Exercise directions >> Beginning at the line that contains "Convert this screenshot" and ending at the last line of the entries, write out each line exactly; include nothing outside that span.

Rows >>
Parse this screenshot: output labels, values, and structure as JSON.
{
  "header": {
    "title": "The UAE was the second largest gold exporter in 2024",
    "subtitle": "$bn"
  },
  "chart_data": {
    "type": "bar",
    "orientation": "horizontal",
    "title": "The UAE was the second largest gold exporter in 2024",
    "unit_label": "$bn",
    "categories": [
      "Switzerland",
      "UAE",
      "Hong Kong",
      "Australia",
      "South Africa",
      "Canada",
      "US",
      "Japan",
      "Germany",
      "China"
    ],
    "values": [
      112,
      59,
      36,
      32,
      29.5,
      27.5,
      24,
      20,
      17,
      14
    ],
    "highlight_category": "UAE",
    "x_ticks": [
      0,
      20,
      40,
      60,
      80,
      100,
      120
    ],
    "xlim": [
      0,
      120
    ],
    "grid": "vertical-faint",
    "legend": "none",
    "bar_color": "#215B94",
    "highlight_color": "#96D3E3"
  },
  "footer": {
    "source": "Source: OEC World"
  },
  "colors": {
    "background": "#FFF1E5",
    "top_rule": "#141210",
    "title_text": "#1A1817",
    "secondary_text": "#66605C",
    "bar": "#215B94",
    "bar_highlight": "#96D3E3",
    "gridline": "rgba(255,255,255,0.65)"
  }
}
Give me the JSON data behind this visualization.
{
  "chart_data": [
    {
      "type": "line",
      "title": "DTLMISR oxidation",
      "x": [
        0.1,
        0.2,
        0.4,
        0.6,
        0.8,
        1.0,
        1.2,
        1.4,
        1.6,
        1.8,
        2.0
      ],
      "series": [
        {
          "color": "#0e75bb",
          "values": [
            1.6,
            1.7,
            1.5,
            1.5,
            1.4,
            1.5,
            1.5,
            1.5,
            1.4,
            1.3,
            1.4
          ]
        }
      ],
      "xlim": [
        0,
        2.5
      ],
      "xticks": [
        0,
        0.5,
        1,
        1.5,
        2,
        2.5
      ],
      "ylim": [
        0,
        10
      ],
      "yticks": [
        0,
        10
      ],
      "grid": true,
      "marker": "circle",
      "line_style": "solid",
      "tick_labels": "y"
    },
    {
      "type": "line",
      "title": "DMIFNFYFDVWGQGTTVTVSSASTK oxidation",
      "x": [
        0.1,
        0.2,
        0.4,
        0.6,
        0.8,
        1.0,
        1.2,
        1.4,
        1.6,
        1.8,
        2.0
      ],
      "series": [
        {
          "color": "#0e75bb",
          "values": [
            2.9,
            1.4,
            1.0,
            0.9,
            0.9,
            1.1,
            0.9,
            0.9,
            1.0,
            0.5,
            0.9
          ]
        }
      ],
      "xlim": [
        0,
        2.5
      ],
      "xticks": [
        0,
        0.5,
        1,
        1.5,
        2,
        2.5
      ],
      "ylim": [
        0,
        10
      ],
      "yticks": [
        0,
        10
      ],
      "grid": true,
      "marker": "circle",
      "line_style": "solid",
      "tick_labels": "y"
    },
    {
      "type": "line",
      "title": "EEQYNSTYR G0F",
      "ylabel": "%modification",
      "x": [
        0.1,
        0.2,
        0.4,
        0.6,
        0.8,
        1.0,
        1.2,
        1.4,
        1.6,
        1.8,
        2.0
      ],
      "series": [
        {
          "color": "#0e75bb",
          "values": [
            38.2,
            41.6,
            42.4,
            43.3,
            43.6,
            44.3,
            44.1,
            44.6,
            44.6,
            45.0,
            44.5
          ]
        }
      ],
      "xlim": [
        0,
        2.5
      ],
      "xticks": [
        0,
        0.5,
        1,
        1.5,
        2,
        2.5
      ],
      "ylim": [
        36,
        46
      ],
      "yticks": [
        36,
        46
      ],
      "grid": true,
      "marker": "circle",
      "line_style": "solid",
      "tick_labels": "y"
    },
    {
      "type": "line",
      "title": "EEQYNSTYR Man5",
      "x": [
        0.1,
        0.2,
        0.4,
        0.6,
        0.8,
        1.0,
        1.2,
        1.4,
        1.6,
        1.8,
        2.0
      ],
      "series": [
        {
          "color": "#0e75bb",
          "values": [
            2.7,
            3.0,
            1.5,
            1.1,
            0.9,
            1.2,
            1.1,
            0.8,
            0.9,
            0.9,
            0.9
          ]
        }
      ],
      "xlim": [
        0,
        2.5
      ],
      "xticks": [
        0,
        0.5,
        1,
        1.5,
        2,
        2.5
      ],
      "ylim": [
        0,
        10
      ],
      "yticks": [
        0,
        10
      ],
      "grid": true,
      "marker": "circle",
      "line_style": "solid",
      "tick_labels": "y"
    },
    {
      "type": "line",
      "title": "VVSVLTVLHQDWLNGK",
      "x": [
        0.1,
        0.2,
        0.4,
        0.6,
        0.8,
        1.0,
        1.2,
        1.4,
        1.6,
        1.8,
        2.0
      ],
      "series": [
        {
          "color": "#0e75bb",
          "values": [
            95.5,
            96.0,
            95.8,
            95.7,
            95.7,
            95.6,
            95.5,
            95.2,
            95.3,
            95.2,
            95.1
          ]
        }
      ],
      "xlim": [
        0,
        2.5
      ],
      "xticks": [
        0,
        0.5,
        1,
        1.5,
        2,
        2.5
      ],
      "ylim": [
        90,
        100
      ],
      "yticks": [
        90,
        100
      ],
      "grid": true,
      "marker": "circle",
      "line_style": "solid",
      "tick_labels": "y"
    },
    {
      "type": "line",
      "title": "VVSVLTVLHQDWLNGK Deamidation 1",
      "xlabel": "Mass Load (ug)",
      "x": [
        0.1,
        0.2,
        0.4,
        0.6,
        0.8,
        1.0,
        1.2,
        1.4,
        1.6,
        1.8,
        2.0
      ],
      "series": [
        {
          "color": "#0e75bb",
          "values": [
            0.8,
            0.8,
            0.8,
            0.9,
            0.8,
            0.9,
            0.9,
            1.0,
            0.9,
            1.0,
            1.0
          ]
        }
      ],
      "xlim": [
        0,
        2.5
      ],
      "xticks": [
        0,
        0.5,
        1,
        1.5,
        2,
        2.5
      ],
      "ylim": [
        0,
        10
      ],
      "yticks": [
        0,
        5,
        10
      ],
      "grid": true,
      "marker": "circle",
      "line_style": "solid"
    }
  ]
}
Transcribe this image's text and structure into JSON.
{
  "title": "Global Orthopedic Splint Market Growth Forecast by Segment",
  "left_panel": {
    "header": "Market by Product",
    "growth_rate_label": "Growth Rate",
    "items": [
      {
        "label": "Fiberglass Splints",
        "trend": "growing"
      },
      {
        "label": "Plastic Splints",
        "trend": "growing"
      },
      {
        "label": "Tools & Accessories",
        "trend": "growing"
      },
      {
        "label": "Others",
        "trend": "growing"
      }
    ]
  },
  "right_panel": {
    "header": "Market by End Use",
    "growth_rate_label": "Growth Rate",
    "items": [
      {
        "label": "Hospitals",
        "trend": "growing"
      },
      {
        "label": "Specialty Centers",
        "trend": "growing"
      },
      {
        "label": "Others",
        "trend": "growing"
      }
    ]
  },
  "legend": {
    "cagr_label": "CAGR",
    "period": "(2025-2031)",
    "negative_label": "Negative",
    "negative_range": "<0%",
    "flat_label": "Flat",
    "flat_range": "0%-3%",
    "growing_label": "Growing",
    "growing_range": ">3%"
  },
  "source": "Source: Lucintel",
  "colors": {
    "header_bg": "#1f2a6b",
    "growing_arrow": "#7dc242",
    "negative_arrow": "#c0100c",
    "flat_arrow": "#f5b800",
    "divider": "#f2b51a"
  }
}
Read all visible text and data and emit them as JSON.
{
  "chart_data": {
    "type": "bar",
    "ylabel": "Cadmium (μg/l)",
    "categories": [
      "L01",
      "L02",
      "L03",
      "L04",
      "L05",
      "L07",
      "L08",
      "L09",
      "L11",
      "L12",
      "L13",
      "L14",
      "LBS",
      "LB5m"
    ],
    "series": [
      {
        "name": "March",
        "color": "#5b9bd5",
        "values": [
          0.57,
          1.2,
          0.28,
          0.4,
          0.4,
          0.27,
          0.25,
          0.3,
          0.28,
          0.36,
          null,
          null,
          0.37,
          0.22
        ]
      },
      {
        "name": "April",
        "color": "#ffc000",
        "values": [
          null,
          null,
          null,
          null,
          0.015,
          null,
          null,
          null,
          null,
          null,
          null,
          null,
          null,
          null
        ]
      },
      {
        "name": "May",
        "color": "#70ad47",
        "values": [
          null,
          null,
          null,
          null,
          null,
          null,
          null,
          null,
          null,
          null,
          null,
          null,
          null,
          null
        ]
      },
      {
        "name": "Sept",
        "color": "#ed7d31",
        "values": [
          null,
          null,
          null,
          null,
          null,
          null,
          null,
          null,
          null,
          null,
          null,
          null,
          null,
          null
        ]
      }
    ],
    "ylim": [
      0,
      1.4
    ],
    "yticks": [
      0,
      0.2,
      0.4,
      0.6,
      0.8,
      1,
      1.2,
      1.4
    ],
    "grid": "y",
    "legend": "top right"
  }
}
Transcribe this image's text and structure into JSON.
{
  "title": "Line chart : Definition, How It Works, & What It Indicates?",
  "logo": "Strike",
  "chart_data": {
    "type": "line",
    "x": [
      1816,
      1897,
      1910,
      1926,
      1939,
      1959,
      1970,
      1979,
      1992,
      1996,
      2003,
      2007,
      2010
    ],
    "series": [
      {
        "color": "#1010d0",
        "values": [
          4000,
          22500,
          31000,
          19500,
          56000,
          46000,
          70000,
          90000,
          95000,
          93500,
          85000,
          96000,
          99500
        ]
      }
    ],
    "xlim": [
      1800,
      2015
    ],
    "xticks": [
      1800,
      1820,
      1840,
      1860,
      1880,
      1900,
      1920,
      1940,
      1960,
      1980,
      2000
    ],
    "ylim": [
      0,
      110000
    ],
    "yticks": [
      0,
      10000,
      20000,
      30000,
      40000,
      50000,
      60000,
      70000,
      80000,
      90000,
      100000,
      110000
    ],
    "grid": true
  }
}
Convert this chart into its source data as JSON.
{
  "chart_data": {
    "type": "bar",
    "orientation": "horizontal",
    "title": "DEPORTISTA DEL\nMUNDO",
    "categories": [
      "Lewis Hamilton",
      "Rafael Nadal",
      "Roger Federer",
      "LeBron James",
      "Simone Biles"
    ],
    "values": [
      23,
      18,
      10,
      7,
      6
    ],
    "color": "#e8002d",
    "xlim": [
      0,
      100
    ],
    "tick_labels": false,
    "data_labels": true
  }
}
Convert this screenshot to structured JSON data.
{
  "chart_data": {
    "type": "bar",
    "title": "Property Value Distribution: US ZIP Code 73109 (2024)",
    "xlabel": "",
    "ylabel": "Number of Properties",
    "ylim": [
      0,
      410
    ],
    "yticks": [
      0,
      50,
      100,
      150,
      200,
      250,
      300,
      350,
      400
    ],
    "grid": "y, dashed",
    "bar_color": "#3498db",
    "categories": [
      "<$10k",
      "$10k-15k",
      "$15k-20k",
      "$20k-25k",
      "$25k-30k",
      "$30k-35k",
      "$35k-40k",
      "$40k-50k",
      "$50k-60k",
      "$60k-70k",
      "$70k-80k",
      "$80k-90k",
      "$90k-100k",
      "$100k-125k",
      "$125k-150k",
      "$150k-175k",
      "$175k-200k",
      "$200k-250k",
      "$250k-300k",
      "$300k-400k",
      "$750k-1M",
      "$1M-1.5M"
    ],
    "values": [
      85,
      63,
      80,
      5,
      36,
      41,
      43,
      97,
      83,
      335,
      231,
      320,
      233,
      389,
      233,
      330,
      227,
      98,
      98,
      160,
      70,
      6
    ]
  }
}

Reply to the exercise >>
Convert this screenshot to structured JSON data.
{
  "chart_data": {
    "type": "bar",
    "title": "Property Value Distribution: US ZIP Code 73109 (2024)",
    "xlabel": "",
    "ylabel": "Number of Properties",
    "ylim": [
      0,
      410
    ],
    "yticks": [
      0,
      50,
      100,
      150,
      200,
      250,
      300,
      350,
      400
    ],
    "grid": "y, dashed",
    "bar_color": "#3498db",
    "categories": [
      "<$10k",
      "$10k-15k",
      "$15k-20k",
      "$20k-25k",
      "$25k-30k",
      "$30k-35k",
      "$35k-40k",
      "$40k-50k",
      "$50k-60k",
      "$60k-70k",
      "$70k-80k",
      "$80k-90k",
      "$90k-100k",
      "$100k-125k",
      "$125k-150k",
      "$150k-175k",
      "$175k-200k",
      "$200k-250k",
      "$250k-300k",
      "$300k-400k",
      "$750k-1M",
      "$1M-1.5M"
    ],
    "values": [
      85,
      63,
      80,
      5,
      36,
      41,
      43,
      97,
      83,
      335,
      231,
      320,
      233,
      389,
      233,
      330,
      227,
      98,
      98,
      160,
      70,
      6
    ]
  }
}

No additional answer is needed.